(What the exercise asks) Pick out all lines of the entries that include the word "arrow" and copy them.

(The input)
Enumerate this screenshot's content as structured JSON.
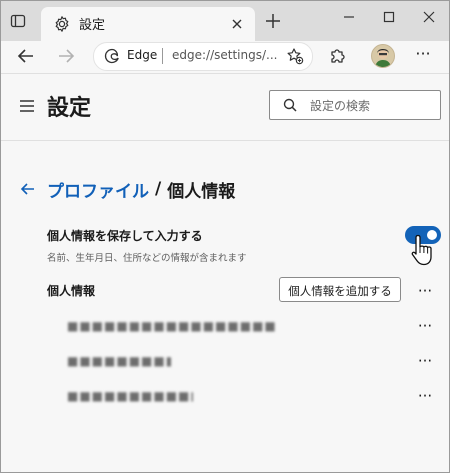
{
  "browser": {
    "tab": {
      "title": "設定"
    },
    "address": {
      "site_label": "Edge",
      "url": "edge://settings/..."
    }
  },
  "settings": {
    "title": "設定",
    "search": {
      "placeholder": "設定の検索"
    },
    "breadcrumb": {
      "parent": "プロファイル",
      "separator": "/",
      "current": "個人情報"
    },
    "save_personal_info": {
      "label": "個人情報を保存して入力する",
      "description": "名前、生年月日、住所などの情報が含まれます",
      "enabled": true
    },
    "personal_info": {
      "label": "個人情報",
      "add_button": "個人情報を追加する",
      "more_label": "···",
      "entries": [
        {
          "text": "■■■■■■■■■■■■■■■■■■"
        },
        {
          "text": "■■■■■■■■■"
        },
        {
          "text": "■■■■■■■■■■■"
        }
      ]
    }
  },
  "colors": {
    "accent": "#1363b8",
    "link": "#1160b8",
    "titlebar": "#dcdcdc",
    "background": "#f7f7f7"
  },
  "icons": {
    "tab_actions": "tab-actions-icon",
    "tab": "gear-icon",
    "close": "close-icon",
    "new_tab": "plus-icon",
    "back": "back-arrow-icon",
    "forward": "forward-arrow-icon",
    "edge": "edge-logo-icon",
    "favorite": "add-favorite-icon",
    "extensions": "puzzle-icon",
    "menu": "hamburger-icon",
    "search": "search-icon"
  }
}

(The answer)
    "back": "back-arrow-icon",
    "forward": "forward-arrow-icon",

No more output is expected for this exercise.